*** Material for this exercise ***

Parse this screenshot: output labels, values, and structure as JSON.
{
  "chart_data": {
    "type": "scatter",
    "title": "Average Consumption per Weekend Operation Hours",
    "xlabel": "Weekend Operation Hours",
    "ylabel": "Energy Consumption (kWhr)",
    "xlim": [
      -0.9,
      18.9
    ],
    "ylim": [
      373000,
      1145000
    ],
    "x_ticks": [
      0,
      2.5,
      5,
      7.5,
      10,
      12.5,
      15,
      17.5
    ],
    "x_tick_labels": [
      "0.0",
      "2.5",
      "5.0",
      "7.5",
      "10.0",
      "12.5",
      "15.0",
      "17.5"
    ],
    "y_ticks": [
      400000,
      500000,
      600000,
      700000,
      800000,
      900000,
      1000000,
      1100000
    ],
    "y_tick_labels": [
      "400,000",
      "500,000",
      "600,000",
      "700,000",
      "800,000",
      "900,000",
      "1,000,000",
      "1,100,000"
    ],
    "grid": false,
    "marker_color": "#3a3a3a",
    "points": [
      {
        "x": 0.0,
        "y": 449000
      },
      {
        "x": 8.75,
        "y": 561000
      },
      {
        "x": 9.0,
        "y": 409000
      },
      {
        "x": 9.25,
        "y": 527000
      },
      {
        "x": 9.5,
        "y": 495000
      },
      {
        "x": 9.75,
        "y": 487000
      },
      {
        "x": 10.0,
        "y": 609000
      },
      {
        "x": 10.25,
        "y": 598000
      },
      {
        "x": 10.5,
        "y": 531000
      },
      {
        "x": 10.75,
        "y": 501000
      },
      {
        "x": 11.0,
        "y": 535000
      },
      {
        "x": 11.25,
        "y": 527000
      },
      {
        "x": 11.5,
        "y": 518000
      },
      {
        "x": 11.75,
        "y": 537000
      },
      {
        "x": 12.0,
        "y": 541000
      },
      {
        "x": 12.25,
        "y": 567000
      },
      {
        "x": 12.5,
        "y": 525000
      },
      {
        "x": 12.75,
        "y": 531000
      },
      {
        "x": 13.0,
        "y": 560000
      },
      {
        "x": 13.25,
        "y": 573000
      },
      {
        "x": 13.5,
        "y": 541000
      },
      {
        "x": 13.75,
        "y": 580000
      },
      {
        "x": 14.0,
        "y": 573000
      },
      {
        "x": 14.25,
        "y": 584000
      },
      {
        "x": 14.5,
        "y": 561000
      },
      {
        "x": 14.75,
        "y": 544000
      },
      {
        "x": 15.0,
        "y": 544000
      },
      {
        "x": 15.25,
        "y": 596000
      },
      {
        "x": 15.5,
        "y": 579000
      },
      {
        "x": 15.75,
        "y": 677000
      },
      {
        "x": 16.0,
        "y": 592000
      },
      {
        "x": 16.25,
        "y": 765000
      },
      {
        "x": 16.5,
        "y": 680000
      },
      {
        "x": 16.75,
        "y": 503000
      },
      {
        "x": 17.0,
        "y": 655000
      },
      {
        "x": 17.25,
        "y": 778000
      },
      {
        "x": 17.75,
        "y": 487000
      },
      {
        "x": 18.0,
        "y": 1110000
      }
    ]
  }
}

***

**Directive**
Copy all data exactly, start to finish.

**Final result**
Parse this screenshot: output labels, values, and structure as JSON.
{
  "chart_data": {
    "type": "scatter",
    "title": "Average Consumption per Weekend Operation Hours",
    "xlabel": "Weekend Operation Hours",
    "ylabel": "Energy Consumption (kWhr)",
    "xlim": [
      -0.9,
      18.9
    ],
    "ylim": [
      373000,
      1145000
    ],
    "x_ticks": [
      0,
      2.5,
      5,
      7.5,
      10,
      12.5,
      15,
      17.5
    ],
    "x_tick_labels": [
      "0.0",
      "2.5",
      "5.0",
      "7.5",
      "10.0",
      "12.5",
      "15.0",
      "17.5"
    ],
    "y_ticks": [
      400000,
      500000,
      600000,
      700000,
      800000,
      900000,
      1000000,
      1100000
    ],
    "y_tick_labels": [
      "400,000",
      "500,000",
      "600,000",
      "700,000",
      "800,000",
      "900,000",
      "1,000,000",
      "1,100,000"
    ],
    "grid": false,
    "marker_color": "#3a3a3a",
    "points": [
      {
        "x": 0.0,
        "y": 449000
      },
      {
        "x": 8.75,
        "y": 561000
      },
      {
        "x": 9.0,
        "y": 409000
      },
      {
        "x": 9.25,
        "y": 527000
      },
      {
        "x": 9.5,
        "y": 495000
      },
      {
        "x": 9.75,
        "y": 487000
      },
      {
        "x": 10.0,
        "y": 609000
      },
      {
        "x": 10.25,
        "y": 598000
      },
      {
        "x": 10.5,
        "y": 531000
      },
      {
        "x": 10.75,
        "y": 501000
      },
      {
        "x": 11.0,
        "y": 535000
      },
      {
        "x": 11.25,
        "y": 527000
      },
      {
        "x": 11.5,
        "y": 518000
      },
      {
        "x": 11.75,
        "y": 537000
      },
      {
        "x": 12.0,
        "y": 541000
      },
      {
        "x": 12.25,
        "y": 567000
      },
      {
        "x": 12.5,
        "y": 525000
      },
      {
        "x": 12.75,
        "y": 531000
      },
      {
        "x": 13.0,
        "y": 560000
      },
      {
        "x": 13.25,
        "y": 573000
      },
      {
        "x": 13.5,
        "y": 541000
      },
      {
        "x": 13.75,
        "y": 580000
      },
      {
        "x": 14.0,
        "y": 573000
      },
      {
        "x": 14.25,
        "y": 584000
      },
      {
        "x": 14.5,
        "y": 561000
      },
      {
        "x": 14.75,
        "y": 544000
      },
      {
        "x": 15.0,
        "y": 544000
      },
      {
        "x": 15.25,
        "y": 596000
      },
      {
        "x": 15.5,
        "y": 579000
      },
      {
        "x": 15.75,
        "y": 677000
      },
      {
        "x": 16.0,
        "y": 592000
      },
      {
        "x": 16.25,
        "y": 765000
      },
      {
        "x": 16.5,
        "y": 680000
      },
      {
        "x": 16.75,
        "y": 503000
      },
      {
        "x": 17.0,
        "y": 655000
      },
      {
        "x": 17.25,
        "y": 778000
      },
      {
        "x": 17.75,
        "y": 487000
      },
      {
        "x": 18.0,
        "y": 1110000
      }
    ]
  }
}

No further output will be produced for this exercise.